Collected data
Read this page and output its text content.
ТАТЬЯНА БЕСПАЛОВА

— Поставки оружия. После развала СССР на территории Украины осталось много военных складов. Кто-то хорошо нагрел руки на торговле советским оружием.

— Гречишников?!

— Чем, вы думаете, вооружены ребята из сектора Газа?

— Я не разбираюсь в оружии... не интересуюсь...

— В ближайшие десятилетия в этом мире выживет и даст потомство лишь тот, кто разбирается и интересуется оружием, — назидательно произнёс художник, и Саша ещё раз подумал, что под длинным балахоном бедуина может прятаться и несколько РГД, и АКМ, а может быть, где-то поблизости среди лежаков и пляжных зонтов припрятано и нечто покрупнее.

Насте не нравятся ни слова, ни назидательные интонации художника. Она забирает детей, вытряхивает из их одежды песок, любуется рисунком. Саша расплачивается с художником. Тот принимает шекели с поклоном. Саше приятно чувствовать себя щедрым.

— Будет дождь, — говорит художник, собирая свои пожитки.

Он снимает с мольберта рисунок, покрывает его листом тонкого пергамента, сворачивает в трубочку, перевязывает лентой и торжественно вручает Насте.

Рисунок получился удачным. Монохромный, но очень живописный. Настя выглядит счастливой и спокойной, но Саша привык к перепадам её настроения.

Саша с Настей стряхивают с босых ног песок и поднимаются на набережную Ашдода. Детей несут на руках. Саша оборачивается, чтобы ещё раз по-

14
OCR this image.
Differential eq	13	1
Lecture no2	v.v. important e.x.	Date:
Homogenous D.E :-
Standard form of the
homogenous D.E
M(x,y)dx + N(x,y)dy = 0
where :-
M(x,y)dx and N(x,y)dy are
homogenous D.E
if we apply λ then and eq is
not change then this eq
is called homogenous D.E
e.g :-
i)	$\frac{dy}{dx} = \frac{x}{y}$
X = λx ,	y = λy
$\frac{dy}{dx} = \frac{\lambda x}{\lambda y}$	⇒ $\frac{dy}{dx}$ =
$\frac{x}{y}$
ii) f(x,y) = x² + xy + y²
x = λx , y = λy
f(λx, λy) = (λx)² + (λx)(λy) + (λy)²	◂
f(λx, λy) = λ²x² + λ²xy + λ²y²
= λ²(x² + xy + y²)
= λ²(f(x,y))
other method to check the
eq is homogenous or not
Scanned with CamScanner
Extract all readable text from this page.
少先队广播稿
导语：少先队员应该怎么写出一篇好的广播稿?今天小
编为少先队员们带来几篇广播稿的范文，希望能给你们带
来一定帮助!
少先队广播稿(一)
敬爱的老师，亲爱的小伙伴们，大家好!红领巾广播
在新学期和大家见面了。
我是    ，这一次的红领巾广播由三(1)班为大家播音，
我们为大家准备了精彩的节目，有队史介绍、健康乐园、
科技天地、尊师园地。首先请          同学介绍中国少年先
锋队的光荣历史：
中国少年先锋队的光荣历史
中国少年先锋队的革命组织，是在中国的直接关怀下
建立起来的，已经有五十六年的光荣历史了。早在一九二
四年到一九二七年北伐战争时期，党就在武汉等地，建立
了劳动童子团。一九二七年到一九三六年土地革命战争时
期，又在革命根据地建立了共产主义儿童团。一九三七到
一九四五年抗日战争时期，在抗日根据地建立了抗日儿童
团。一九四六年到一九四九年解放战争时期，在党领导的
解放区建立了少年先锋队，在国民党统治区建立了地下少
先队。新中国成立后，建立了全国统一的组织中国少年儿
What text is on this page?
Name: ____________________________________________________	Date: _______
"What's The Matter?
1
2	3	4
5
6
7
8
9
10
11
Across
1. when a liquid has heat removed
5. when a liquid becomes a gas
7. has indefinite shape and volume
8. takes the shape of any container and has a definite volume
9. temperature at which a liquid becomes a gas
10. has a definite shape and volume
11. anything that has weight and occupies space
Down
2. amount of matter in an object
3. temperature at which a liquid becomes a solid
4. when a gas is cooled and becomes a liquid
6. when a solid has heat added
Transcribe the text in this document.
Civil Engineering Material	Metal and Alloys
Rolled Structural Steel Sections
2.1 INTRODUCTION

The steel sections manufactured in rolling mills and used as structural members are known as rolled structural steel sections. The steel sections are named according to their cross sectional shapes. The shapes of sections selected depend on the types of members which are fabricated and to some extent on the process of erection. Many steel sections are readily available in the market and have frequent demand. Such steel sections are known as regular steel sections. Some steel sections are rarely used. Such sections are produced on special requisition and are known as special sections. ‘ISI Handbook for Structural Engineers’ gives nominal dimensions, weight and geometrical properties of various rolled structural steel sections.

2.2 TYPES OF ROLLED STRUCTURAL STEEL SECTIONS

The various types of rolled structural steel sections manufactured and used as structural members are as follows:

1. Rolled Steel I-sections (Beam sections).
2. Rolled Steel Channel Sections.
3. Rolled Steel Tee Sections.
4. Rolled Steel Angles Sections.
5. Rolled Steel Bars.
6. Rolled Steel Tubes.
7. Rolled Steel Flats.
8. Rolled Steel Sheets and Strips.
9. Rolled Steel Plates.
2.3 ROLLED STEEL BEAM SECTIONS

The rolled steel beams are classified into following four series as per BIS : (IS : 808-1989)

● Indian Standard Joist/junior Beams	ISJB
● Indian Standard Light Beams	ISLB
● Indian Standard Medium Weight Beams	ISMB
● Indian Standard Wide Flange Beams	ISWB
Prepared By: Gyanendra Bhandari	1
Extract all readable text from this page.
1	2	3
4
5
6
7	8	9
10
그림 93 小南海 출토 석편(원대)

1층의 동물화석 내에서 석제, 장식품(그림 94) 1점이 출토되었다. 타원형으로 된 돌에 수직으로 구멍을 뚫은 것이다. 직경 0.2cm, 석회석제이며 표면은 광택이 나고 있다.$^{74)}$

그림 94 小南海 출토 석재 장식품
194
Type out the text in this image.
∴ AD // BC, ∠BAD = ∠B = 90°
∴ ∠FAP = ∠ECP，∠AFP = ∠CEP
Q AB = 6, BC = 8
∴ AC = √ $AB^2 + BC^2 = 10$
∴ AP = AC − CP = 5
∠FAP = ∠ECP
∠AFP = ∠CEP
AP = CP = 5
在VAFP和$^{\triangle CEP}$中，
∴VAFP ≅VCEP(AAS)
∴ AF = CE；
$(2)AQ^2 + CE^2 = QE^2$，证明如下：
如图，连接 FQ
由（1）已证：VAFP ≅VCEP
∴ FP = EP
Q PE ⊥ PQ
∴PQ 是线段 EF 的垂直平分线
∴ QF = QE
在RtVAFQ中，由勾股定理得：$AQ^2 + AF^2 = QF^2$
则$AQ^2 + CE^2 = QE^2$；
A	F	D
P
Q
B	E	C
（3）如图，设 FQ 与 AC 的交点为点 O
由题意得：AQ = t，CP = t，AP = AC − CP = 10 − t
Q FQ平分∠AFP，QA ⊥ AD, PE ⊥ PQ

◆ Task goal ◆
Locate each line containing the string "Standard" and show it.

◆ Solution to this task ◆
Standard form of the
● Indian Standard Joist/junior Beams	ISJB
● Indian Standard Light Beams	ISLB
● Indian Standard Medium Weight Beams	ISMB
● Indian Standard Wide Flange Beams	ISWB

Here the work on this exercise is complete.